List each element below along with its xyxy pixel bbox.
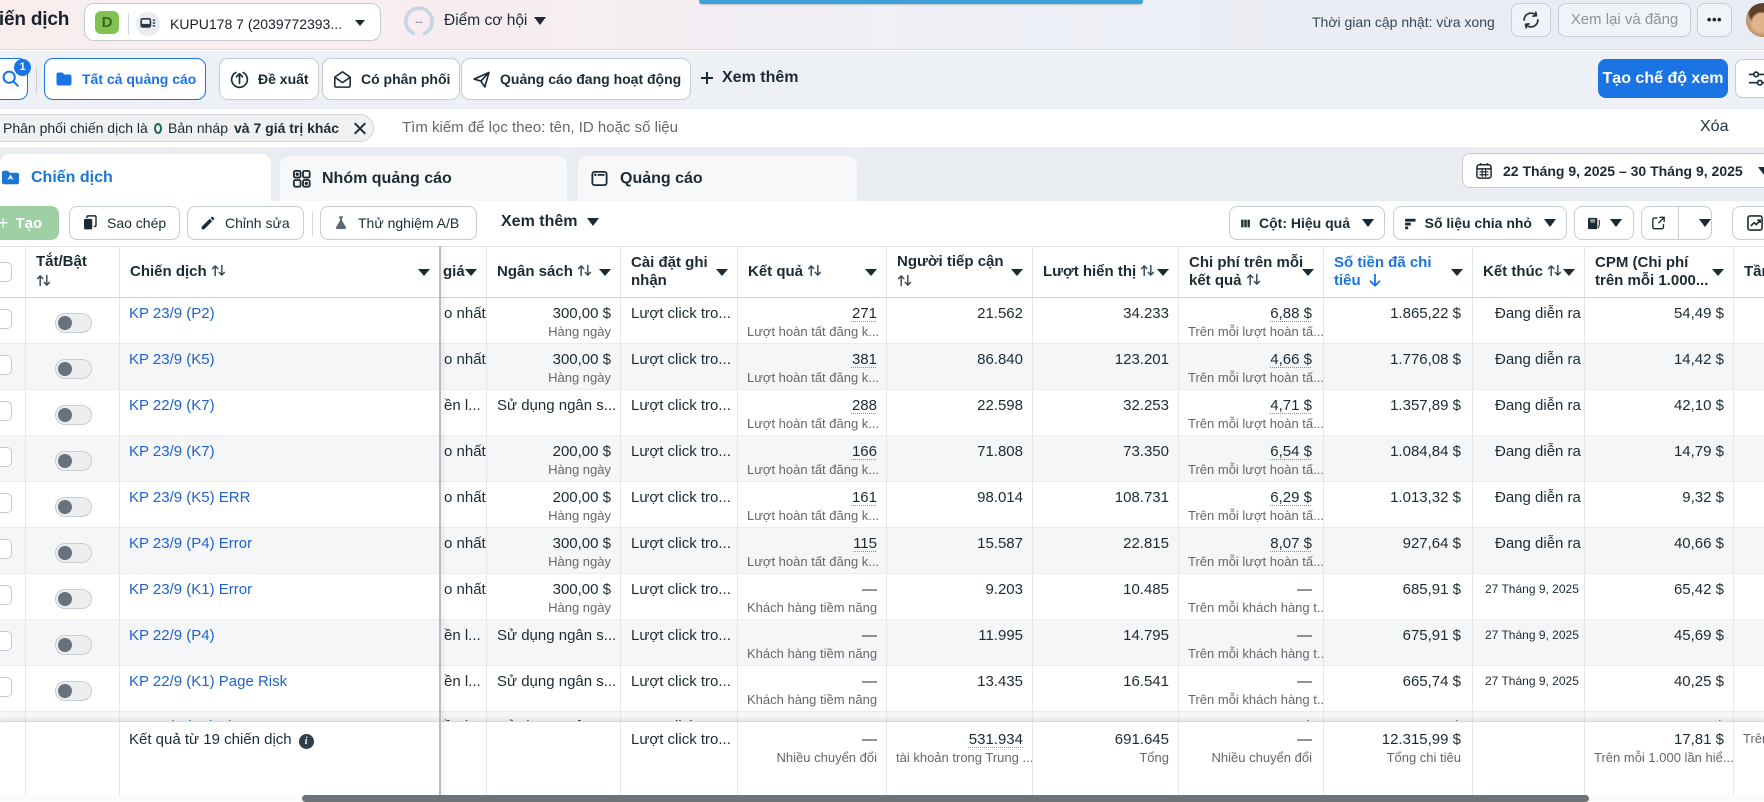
svg-text:--: -- <box>415 16 423 28</box>
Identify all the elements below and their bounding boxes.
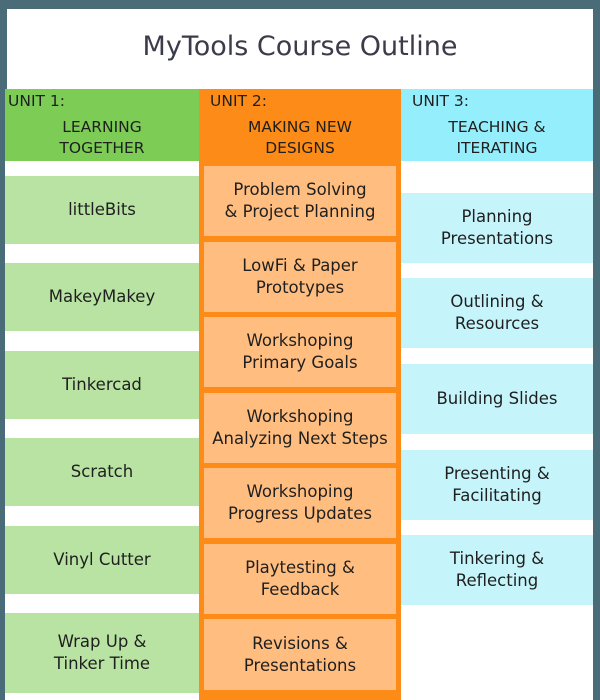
unit-2-item: Workshoping Analyzing Next Steps <box>204 393 396 463</box>
unit-2-item: Problem Solving & Project Planning <box>204 166 396 236</box>
title-bar: MyTools Course Outline <box>7 9 593 89</box>
unit-3-item: Presenting & Facilitating <box>401 450 593 520</box>
unit-3-item: Tinkering & Reflecting <box>401 535 593 605</box>
unit-3-item: Building Slides <box>401 364 593 434</box>
unit-1-body: littleBits MakeyMakey Tinkercad Scratch … <box>5 161 199 700</box>
unit-2-header: UNIT 2: MAKING NEW DESIGNS <box>199 89 401 161</box>
unit-3-body: Planning Presentations Outlining & Resou… <box>401 161 593 700</box>
unit-3-header: UNIT 3: TEACHING & ITERATING <box>401 89 593 161</box>
unit-2-item: Playtesting & Feedback <box>204 544 396 614</box>
unit-1-item: littleBits <box>5 176 199 244</box>
unit-1-item: Wrap Up & Tinker Time <box>5 613 199 693</box>
unit-2-column: UNIT 2: MAKING NEW DESIGNS Problem Solvi… <box>199 89 401 700</box>
unit-3-name: TEACHING & ITERATING <box>448 118 546 157</box>
unit-3-item: Planning Presentations <box>401 193 593 263</box>
unit-2-name: MAKING NEW DESIGNS <box>248 118 352 157</box>
unit-2-item: Revisions & Presentations <box>204 619 396 690</box>
unit-1-item: MakeyMakey <box>5 263 199 331</box>
unit-3-label: UNIT 3: <box>412 92 469 110</box>
unit-2-item: Workshoping Primary Goals <box>204 317 396 387</box>
unit-2-label: UNIT 2: <box>210 92 267 110</box>
unit-2-item: Workshoping Progress Updates <box>204 468 396 538</box>
unit-3-item: Outlining & Resources <box>401 278 593 348</box>
unit-2-item: LowFi & Paper Prototypes <box>204 242 396 312</box>
unit-1-name: LEARNING TOGETHER <box>59 118 145 157</box>
unit-1-label: UNIT 1: <box>8 92 65 110</box>
unit-1-item: Scratch <box>5 438 199 506</box>
unit-2-body: Problem Solving & Project Planning LowFi… <box>199 161 401 700</box>
unit-1-header: UNIT 1: LEARNING TOGETHER <box>5 89 199 161</box>
unit-1-column: UNIT 1: LEARNING TOGETHER littleBits Mak… <box>5 89 199 700</box>
unit-1-item: Vinyl Cutter <box>5 526 199 594</box>
unit-3-column: UNIT 3: TEACHING & ITERATING Planning Pr… <box>401 89 593 700</box>
page-title: MyTools Course Outline <box>142 30 458 62</box>
unit-1-item: Tinkercad <box>5 351 199 419</box>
---
__Given problem__
Return both entries above line for line, with no changes, and leave out the picture lines.

__Complete answer__
List each element below along with its xyxy pixel bbox.
svg-text:--: -- <box>415 16 423 28</box>
Identify all the elements below and their bounding boxes.
unit-2-item: Workshoping Analyzing Next Steps <box>204 393 396 463</box>
unit-2-item: Problem Solving & Project Planning <box>204 166 396 236</box>
title-bar: MyTools Course Outline <box>7 9 593 89</box>
unit-3-item: Presenting & Facilitating <box>401 450 593 520</box>
unit-3-item: Tinkering & Reflecting <box>401 535 593 605</box>
unit-3-item: Building Slides <box>401 364 593 434</box>
unit-1-body: littleBits MakeyMakey Tinkercad Scratch … <box>5 161 199 700</box>
unit-2-header: UNIT 2: MAKING NEW DESIGNS <box>199 89 401 161</box>
unit-3-body: Planning Presentations Outlining & Resou… <box>401 161 593 700</box>
unit-3-header: UNIT 3: TEACHING & ITERATING <box>401 89 593 161</box>
unit-2-item: Playtesting & Feedback <box>204 544 396 614</box>
unit-1-item: littleBits <box>5 176 199 244</box>
unit-1-item: Wrap Up & Tinker Time <box>5 613 199 693</box>
unit-2-column: UNIT 2: MAKING NEW DESIGNS Problem Solvi… <box>199 89 401 700</box>
unit-3-name: TEACHING & ITERATING <box>448 118 546 157</box>
unit-3-item: Planning Presentations <box>401 193 593 263</box>
unit-2-name: MAKING NEW DESIGNS <box>248 118 352 157</box>
unit-2-item: Revisions & Presentations <box>204 619 396 690</box>
unit-1-item: MakeyMakey <box>5 263 199 331</box>
unit-3-label: UNIT 3: <box>412 92 469 110</box>
unit-2-item: Workshoping Primary Goals <box>204 317 396 387</box>
unit-2-label: UNIT 2: <box>210 92 267 110</box>
unit-2-item: Workshoping Progress Updates <box>204 468 396 538</box>
unit-3-item: Outlining & Resources <box>401 278 593 348</box>
unit-2-item: LowFi & Paper Prototypes <box>204 242 396 312</box>
unit-1-name: LEARNING TOGETHER <box>59 118 145 157</box>
unit-1-label: UNIT 1: <box>8 92 65 110</box>
unit-1-item: Scratch <box>5 438 199 506</box>
unit-2-body: Problem Solving & Project Planning LowFi… <box>199 161 401 700</box>
unit-1-header: UNIT 1: LEARNING TOGETHER <box>5 89 199 161</box>
unit-1-column: UNIT 1: LEARNING TOGETHER littleBits Mak… <box>5 89 199 700</box>
unit-1-item: Vinyl Cutter <box>5 526 199 594</box>
unit-3-column: UNIT 3: TEACHING & ITERATING Planning Pr… <box>401 89 593 700</box>
page-title: MyTools Course Outline <box>142 30 458 62</box>
unit-1-item: Tinkercad <box>5 351 199 419</box>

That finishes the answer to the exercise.